● **GIVEN EXERCISE**: Copy every line of these records word for word.

--- Begin LISTED RECORDS ---

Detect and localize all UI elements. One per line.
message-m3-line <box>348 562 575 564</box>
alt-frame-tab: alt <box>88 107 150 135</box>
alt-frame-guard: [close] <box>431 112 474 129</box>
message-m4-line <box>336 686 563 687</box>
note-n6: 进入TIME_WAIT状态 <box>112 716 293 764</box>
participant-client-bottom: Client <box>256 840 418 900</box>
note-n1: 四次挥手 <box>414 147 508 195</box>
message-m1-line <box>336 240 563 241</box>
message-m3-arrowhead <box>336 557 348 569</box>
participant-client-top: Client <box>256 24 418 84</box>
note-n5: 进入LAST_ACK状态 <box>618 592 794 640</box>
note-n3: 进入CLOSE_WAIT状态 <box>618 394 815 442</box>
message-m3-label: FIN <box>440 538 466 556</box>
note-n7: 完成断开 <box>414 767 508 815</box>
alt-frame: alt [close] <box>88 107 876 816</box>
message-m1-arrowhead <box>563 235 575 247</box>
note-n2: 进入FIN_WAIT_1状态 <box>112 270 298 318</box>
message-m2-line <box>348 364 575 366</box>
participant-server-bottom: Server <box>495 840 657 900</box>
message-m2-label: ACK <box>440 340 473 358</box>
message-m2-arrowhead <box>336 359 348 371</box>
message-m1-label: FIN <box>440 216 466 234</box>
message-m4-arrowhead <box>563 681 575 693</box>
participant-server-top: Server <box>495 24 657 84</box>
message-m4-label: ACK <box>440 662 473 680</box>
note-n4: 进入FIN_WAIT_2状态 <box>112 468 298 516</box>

--- End LISTED RECORDS ---

● **PROBLEM SOLUTION**:
Detect and localize all UI elements. One per line.
message-m3-line <box>348 562 575 564</box>
alt-frame-tab: alt <box>88 107 150 135</box>
alt-frame-guard: [close] <box>431 112 474 129</box>
message-m4-line <box>336 686 563 687</box>
note-n6: 进入TIME_WAIT状态 <box>112 716 293 764</box>
participant-client-bottom: Client <box>256 840 418 900</box>
note-n1: 四次挥手 <box>414 147 508 195</box>
message-m1-line <box>336 240 563 241</box>
message-m3-arrowhead <box>336 557 348 569</box>
participant-client-top: Client <box>256 24 418 84</box>
note-n5: 进入LAST_ACK状态 <box>618 592 794 640</box>
note-n3: 进入CLOSE_WAIT状态 <box>618 394 815 442</box>
message-m3-label: FIN <box>440 538 466 556</box>
note-n7: 完成断开 <box>414 767 508 815</box>
alt-frame: alt [close] <box>88 107 876 816</box>
message-m1-arrowhead <box>563 235 575 247</box>
note-n2: 进入FIN_WAIT_1状态 <box>112 270 298 318</box>
message-m2-line <box>348 364 575 366</box>
participant-server-bottom: Server <box>495 840 657 900</box>
message-m2-label: ACK <box>440 340 473 358</box>
message-m2-arrowhead <box>336 359 348 371</box>
message-m1-label: FIN <box>440 216 466 234</box>
message-m4-arrowhead <box>563 681 575 693</box>
participant-server-top: Server <box>495 24 657 84</box>
message-m4-label: ACK <box>440 662 473 680</box>
note-n4: 进入FIN_WAIT_2状态 <box>112 468 298 516</box>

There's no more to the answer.